##### DATA FOR THIS TASK

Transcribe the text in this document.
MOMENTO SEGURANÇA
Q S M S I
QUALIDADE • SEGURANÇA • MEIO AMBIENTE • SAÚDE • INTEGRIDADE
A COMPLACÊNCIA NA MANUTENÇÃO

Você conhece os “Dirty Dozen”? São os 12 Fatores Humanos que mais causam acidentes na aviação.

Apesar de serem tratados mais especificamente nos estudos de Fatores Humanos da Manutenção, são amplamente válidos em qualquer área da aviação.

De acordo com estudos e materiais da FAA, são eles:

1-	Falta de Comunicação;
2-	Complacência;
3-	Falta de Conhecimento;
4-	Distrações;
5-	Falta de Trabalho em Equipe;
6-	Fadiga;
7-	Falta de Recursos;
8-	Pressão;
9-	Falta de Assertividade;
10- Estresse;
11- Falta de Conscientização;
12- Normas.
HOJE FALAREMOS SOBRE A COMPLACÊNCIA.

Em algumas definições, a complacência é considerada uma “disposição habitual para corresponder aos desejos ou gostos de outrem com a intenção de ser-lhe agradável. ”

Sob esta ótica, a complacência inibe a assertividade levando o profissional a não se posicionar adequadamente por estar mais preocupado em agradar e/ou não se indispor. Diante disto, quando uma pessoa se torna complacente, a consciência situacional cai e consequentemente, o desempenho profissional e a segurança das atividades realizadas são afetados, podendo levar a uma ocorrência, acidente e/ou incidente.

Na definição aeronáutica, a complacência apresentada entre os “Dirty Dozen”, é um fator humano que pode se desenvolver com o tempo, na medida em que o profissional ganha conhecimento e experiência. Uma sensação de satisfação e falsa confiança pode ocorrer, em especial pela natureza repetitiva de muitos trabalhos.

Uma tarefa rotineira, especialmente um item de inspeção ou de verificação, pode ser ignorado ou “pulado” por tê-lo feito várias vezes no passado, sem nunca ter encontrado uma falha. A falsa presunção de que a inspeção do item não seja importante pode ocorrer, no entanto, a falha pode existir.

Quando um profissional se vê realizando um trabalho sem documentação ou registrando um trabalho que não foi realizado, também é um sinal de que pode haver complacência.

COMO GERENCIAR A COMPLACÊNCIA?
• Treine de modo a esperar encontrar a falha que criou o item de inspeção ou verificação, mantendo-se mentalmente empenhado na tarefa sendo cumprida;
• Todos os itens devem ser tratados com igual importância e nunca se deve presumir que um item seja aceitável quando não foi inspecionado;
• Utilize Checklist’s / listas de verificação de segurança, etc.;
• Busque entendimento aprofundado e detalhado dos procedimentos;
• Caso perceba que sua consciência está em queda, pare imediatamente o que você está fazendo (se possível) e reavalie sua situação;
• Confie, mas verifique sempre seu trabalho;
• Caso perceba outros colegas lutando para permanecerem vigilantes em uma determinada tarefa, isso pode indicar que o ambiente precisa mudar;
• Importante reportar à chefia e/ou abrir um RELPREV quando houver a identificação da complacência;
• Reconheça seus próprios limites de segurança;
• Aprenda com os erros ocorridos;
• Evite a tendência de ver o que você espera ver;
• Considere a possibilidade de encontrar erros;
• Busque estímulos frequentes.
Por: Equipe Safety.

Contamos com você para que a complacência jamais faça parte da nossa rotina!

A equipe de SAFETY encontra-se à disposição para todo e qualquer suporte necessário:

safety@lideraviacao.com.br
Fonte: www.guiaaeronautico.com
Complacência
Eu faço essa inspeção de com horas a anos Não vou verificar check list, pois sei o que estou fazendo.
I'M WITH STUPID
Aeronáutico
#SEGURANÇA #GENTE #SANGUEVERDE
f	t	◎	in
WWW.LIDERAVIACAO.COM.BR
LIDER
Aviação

##########

▶ DIRECTION: Write out every entry verbatim.

▶ PROBLEM SOLUTION:
Transcribe the text in this document.
MOMENTO SEGURANÇA
Q S M S I
QUALIDADE • SEGURANÇA • MEIO AMBIENTE • SAÚDE • INTEGRIDADE
A COMPLACÊNCIA NA MANUTENÇÃO

Você conhece os “Dirty Dozen”? São os 12 Fatores Humanos que mais causam acidentes na aviação.

Apesar de serem tratados mais especificamente nos estudos de Fatores Humanos da Manutenção, são amplamente válidos em qualquer área da aviação.

De acordo com estudos e materiais da FAA, são eles:

1-	Falta de Comunicação;
2-	Complacência;
3-	Falta de Conhecimento;
4-	Distrações;
5-	Falta de Trabalho em Equipe;
6-	Fadiga;
7-	Falta de Recursos;
8-	Pressão;
9-	Falta de Assertividade;
10- Estresse;
11- Falta de Conscientização;
12- Normas.
HOJE FALAREMOS SOBRE A COMPLACÊNCIA.

Em algumas definições, a complacência é considerada uma “disposição habitual para corresponder aos desejos ou gostos de outrem com a intenção de ser-lhe agradável. ”

Sob esta ótica, a complacência inibe a assertividade levando o profissional a não se posicionar adequadamente por estar mais preocupado em agradar e/ou não se indispor. Diante disto, quando uma pessoa se torna complacente, a consciência situacional cai e consequentemente, o desempenho profissional e a segurança das atividades realizadas são afetados, podendo levar a uma ocorrência, acidente e/ou incidente.

Na definição aeronáutica, a complacência apresentada entre os “Dirty Dozen”, é um fator humano que pode se desenvolver com o tempo, na medida em que o profissional ganha conhecimento e experiência. Uma sensação de satisfação e falsa confiança pode ocorrer, em especial pela natureza repetitiva de muitos trabalhos.

Uma tarefa rotineira, especialmente um item de inspeção ou de verificação, pode ser ignorado ou “pulado” por tê-lo feito várias vezes no passado, sem nunca ter encontrado uma falha. A falsa presunção de que a inspeção do item não seja importante pode ocorrer, no entanto, a falha pode existir.

Quando um profissional se vê realizando um trabalho sem documentação ou registrando um trabalho que não foi realizado, também é um sinal de que pode haver complacência.

COMO GERENCIAR A COMPLACÊNCIA?
• Treine de modo a esperar encontrar a falha que criou o item de inspeção ou verificação, mantendo-se mentalmente empenhado na tarefa sendo cumprida;
• Todos os itens devem ser tratados com igual importância e nunca se deve presumir que um item seja aceitável quando não foi inspecionado;
• Utilize Checklist’s / listas de verificação de segurança, etc.;
• Busque entendimento aprofundado e detalhado dos procedimentos;
• Caso perceba que sua consciência está em queda, pare imediatamente o que você está fazendo (se possível) e reavalie sua situação;
• Confie, mas verifique sempre seu trabalho;
• Caso perceba outros colegas lutando para permanecerem vigilantes em uma determinada tarefa, isso pode indicar que o ambiente precisa mudar;
• Importante reportar à chefia e/ou abrir um RELPREV quando houver a identificação da complacência;
• Reconheça seus próprios limites de segurança;
• Aprenda com os erros ocorridos;
• Evite a tendência de ver o que você espera ver;
• Considere a possibilidade de encontrar erros;
• Busque estímulos frequentes.
Por: Equipe Safety.

Contamos com você para que a complacência jamais faça parte da nossa rotina!

A equipe de SAFETY encontra-se à disposição para todo e qualquer suporte necessário:

safety@lideraviacao.com.br
Fonte: www.guiaaeronautico.com
Complacência
Eu faço essa inspeção de com horas a anos Não vou verificar check list, pois sei o que estou fazendo.
I'M WITH STUPID
Aeronáutico
#SEGURANÇA #GENTE #SANGUEVERDE
f	t	◎	in
WWW.LIDERAVIACAO.COM.BR
LIDER
Aviação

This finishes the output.